### Task details
The exercise asks you to copy every line below in which "stmt" appears.
***** Extracted material *****
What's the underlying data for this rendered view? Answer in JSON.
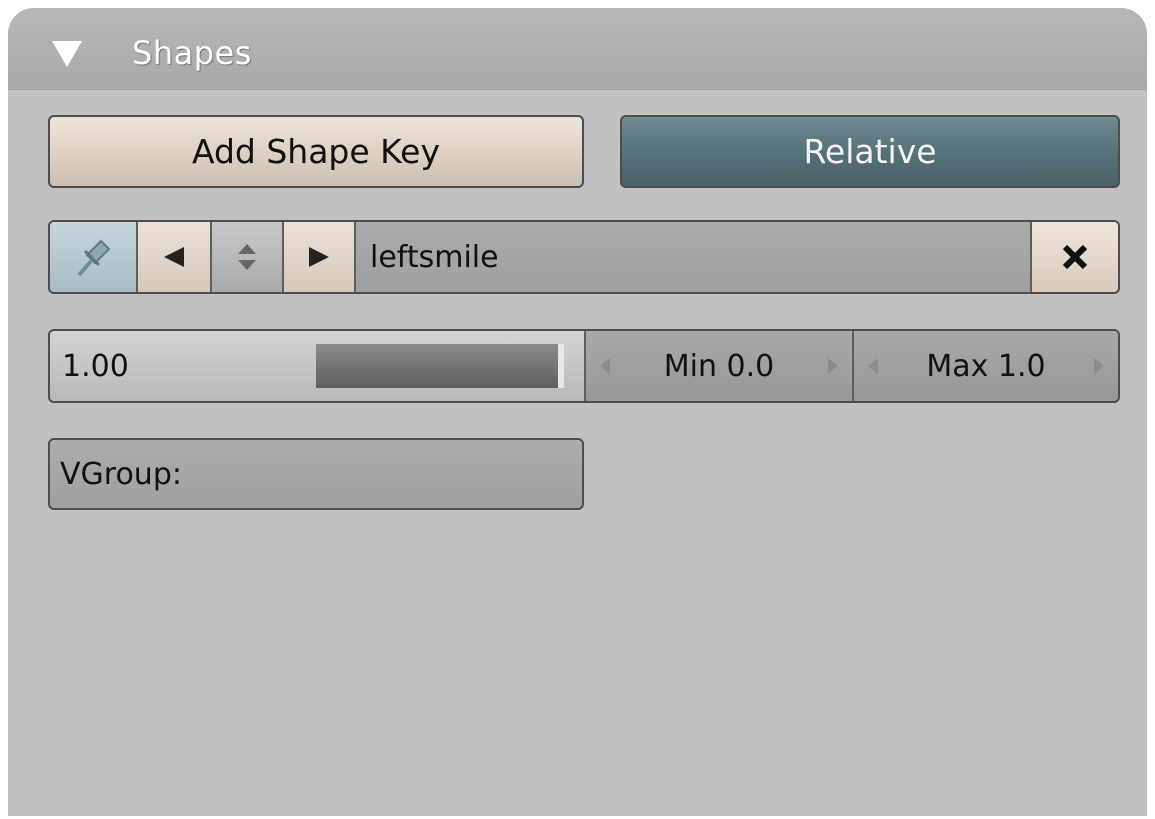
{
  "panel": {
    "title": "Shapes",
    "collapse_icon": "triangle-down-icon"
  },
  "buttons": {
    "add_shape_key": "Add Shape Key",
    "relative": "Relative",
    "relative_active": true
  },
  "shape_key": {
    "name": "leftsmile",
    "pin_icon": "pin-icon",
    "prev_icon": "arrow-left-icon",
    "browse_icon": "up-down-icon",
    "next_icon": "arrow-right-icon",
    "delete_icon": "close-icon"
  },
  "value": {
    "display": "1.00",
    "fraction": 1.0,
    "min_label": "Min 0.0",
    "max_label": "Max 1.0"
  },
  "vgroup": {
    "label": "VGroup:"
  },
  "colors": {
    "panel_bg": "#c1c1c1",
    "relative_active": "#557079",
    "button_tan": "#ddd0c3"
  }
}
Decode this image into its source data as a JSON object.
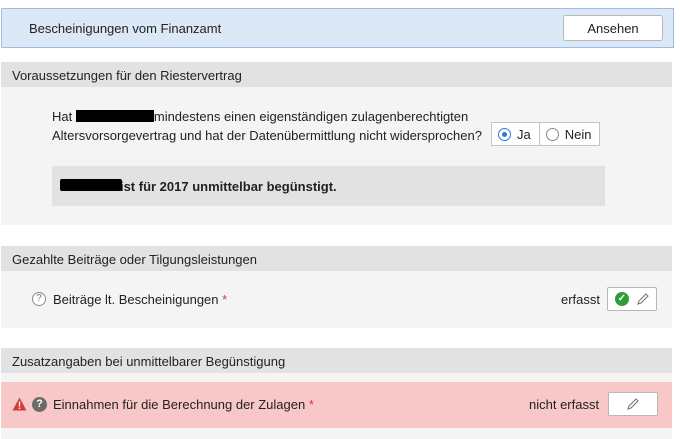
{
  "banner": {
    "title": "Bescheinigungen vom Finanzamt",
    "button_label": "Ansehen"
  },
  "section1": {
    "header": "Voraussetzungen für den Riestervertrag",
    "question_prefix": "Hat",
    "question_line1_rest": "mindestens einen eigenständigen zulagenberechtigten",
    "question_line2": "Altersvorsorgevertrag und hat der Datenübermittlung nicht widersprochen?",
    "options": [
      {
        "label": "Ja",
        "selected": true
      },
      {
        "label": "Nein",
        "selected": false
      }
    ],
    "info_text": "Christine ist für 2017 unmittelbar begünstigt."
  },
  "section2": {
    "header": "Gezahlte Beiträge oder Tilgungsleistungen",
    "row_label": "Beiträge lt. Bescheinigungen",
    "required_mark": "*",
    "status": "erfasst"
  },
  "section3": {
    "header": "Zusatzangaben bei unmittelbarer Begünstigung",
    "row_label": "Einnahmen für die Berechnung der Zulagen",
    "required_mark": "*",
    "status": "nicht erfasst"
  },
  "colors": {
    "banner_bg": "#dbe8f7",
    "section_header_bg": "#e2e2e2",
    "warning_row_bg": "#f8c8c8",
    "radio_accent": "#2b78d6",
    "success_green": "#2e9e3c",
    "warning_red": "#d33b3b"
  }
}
*****
***** Extracted material *****
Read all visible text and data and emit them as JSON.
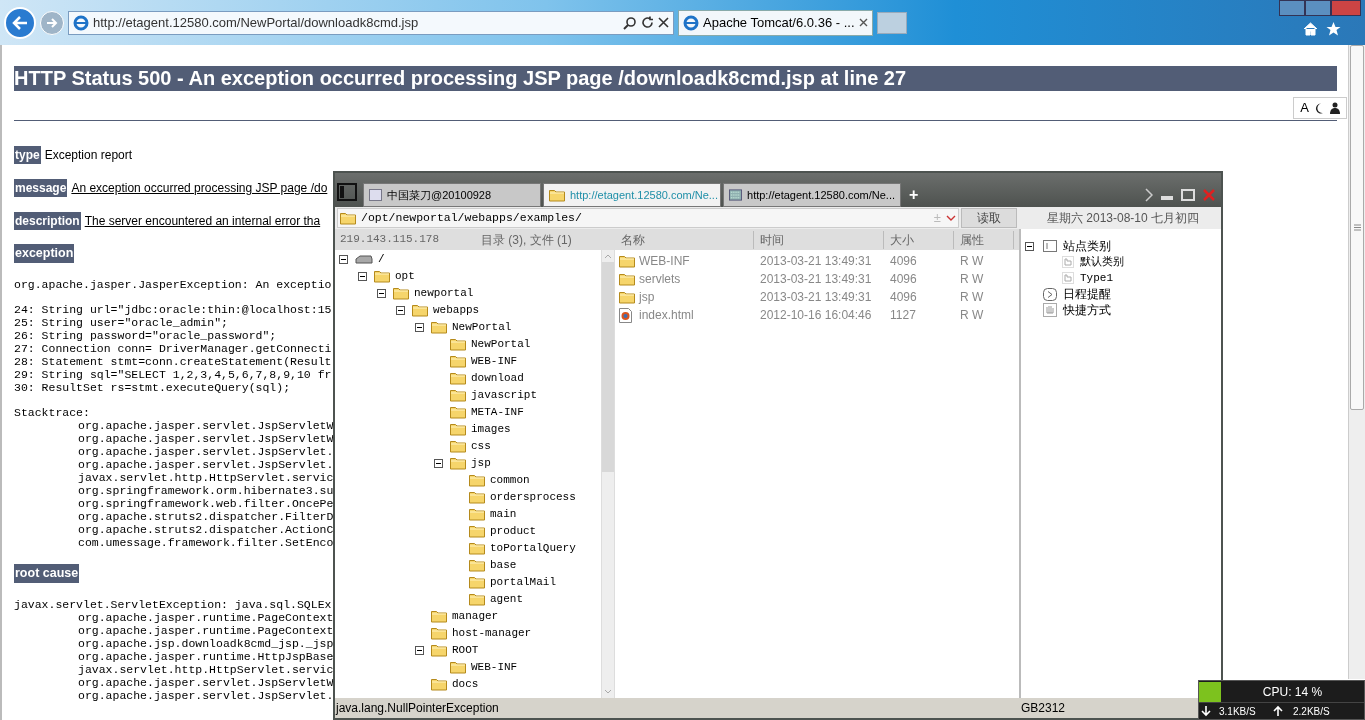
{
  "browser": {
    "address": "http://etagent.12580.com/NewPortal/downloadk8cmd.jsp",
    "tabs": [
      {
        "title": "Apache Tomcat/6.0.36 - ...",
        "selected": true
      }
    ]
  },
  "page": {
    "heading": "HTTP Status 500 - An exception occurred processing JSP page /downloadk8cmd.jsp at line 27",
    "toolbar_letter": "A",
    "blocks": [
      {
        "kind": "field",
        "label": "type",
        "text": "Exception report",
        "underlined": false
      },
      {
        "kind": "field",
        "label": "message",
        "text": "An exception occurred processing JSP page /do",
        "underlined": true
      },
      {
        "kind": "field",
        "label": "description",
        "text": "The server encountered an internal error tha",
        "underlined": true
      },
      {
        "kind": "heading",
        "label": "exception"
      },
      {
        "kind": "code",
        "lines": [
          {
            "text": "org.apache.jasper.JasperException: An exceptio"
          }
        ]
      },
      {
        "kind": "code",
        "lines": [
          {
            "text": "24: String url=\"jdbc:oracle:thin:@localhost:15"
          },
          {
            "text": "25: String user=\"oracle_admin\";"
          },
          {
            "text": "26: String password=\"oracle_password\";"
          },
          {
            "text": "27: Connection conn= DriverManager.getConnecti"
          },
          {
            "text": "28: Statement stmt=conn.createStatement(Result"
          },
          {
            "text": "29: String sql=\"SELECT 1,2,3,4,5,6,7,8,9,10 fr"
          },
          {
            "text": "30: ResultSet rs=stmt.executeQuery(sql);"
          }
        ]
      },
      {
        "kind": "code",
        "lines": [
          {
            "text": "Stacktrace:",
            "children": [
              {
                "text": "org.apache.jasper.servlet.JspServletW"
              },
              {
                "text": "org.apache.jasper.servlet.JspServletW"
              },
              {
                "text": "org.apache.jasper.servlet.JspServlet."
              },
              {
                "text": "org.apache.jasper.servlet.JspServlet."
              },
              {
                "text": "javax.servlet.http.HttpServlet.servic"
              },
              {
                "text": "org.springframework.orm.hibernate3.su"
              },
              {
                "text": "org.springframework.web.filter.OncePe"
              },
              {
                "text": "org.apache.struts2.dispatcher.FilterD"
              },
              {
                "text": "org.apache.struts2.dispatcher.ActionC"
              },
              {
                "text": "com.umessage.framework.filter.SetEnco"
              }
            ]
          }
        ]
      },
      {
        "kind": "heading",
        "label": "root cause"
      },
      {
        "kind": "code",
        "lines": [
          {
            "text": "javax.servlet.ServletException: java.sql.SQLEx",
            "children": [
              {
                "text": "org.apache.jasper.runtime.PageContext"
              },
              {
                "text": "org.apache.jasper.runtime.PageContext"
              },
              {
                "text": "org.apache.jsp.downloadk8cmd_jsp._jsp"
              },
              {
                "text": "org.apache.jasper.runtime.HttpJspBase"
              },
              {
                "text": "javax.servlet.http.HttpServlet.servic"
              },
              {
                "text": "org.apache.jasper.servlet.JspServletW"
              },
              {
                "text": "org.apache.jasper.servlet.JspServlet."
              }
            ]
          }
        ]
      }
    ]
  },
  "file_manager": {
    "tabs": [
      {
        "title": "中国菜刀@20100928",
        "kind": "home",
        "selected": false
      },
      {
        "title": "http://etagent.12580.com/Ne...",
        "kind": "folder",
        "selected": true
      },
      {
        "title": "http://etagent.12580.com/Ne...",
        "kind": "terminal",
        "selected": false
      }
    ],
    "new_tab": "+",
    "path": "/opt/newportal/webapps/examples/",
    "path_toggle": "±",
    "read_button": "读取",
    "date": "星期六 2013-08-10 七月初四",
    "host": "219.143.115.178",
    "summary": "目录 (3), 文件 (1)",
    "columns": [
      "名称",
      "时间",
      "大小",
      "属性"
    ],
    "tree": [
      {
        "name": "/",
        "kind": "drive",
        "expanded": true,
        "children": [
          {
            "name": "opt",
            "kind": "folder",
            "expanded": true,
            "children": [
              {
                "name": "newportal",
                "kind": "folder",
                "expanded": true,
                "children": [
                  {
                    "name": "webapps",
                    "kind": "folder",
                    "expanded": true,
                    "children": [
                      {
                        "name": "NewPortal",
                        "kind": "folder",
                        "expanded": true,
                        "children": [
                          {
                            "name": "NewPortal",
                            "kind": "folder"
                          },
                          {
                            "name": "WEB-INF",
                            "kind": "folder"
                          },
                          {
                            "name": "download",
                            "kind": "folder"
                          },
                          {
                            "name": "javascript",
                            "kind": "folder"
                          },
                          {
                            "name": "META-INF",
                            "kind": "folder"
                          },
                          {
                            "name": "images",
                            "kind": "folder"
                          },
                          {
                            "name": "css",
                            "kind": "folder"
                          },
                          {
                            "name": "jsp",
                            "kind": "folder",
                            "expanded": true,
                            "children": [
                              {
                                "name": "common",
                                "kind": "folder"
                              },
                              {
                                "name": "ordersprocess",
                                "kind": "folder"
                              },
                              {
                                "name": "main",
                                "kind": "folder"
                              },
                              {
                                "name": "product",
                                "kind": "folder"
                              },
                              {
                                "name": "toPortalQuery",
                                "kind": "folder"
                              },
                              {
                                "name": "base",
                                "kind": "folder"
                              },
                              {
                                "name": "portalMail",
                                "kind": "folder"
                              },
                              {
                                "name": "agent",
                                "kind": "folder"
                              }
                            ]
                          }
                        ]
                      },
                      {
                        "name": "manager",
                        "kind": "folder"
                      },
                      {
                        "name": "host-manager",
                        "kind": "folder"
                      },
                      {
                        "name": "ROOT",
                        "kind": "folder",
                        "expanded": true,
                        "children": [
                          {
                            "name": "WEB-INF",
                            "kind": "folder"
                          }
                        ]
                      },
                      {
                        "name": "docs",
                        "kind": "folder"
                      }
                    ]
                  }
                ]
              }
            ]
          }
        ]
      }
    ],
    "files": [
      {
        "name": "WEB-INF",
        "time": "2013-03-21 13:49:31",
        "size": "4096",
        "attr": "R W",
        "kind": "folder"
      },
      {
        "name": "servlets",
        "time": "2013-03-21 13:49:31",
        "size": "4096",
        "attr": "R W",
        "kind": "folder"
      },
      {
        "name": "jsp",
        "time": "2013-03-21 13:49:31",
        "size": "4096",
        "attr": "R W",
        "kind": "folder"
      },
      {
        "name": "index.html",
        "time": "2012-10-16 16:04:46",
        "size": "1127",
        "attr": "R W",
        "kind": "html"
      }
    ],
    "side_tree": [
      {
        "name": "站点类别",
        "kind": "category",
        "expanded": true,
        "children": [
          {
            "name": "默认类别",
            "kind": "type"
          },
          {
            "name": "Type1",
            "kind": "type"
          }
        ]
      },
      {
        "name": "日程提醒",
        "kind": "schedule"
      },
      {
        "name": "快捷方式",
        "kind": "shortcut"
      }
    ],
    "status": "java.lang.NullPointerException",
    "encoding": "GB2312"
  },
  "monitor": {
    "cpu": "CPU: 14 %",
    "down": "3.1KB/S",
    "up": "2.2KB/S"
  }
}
*****
***** Extracted material *****
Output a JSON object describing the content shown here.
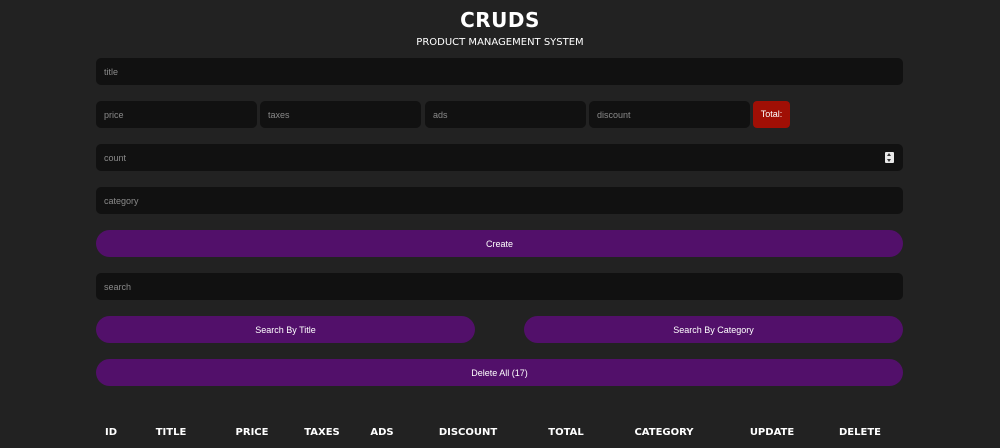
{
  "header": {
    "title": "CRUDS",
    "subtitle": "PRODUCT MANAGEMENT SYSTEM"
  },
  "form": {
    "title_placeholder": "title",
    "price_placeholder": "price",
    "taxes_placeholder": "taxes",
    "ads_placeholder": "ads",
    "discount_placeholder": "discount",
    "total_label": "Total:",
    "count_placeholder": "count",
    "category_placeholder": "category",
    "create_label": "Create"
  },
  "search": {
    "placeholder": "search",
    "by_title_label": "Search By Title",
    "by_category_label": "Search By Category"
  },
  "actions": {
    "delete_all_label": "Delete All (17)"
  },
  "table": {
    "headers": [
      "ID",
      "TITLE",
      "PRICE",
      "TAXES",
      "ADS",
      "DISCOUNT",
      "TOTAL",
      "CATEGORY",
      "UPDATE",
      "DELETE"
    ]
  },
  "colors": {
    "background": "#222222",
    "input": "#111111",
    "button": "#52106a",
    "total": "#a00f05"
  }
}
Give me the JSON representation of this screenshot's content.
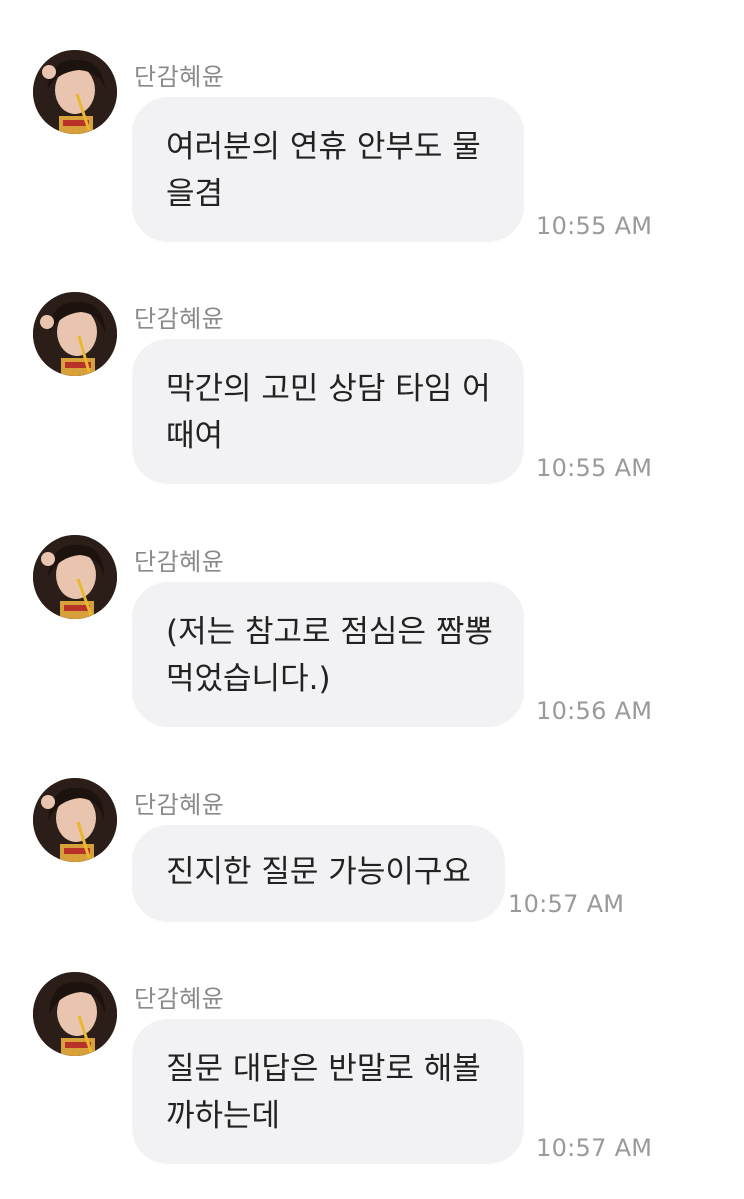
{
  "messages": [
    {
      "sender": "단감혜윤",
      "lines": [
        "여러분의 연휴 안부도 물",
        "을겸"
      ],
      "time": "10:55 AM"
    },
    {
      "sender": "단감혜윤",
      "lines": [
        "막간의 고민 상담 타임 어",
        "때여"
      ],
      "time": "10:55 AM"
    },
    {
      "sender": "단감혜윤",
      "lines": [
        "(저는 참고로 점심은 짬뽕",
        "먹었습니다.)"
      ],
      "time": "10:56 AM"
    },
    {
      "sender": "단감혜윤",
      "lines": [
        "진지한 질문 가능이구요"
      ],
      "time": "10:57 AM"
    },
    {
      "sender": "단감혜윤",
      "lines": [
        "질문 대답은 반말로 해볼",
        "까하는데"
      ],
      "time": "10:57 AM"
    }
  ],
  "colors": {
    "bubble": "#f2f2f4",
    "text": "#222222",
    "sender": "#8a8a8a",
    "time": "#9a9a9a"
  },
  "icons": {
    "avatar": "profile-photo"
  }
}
*****
### Solution below
            "text": "28: Statement stmt=conn.createStatement(Result"
            "text": "30: ResultSet rs=stmt.executeQuery(sql);"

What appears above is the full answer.